● **What to work on**
Below are the records; pull every line that includes "公式之家".

====== Material

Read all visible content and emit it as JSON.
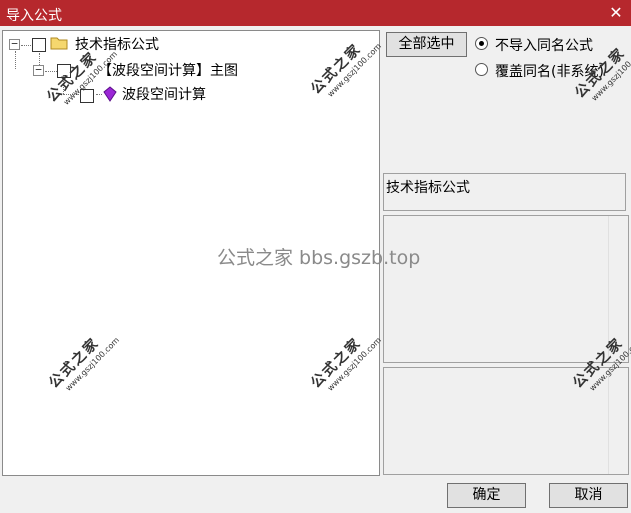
{
  "window": {
    "title": "导入公式",
    "close_glyph": "✕"
  },
  "tree": {
    "root": {
      "label": "技术指标公式",
      "expander": "−",
      "icon": "folder-icon"
    },
    "child": {
      "label": "【波段空间计算】主图",
      "expander": "−"
    },
    "leaf": {
      "label": "波段空间计算",
      "icon": "formula-icon"
    }
  },
  "controls": {
    "select_all_label": "全部选中",
    "radio_options": [
      {
        "label": "不导入同名公式",
        "checked": true
      },
      {
        "label": "覆盖同名(非系统)",
        "checked": false
      }
    ]
  },
  "details": {
    "name": "技术指标公式"
  },
  "footer": {
    "ok_label": "确定",
    "cancel_label": "取消"
  },
  "watermark": {
    "center_text": "公式之家 bbs.gszb.top",
    "stamp_big": "公式之家",
    "stamp_small": "www.gszj100.com"
  }
}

============

● **Result of the task**
    "center_text": "公式之家 bbs.gszb.top",
    "stamp_big": "公式之家",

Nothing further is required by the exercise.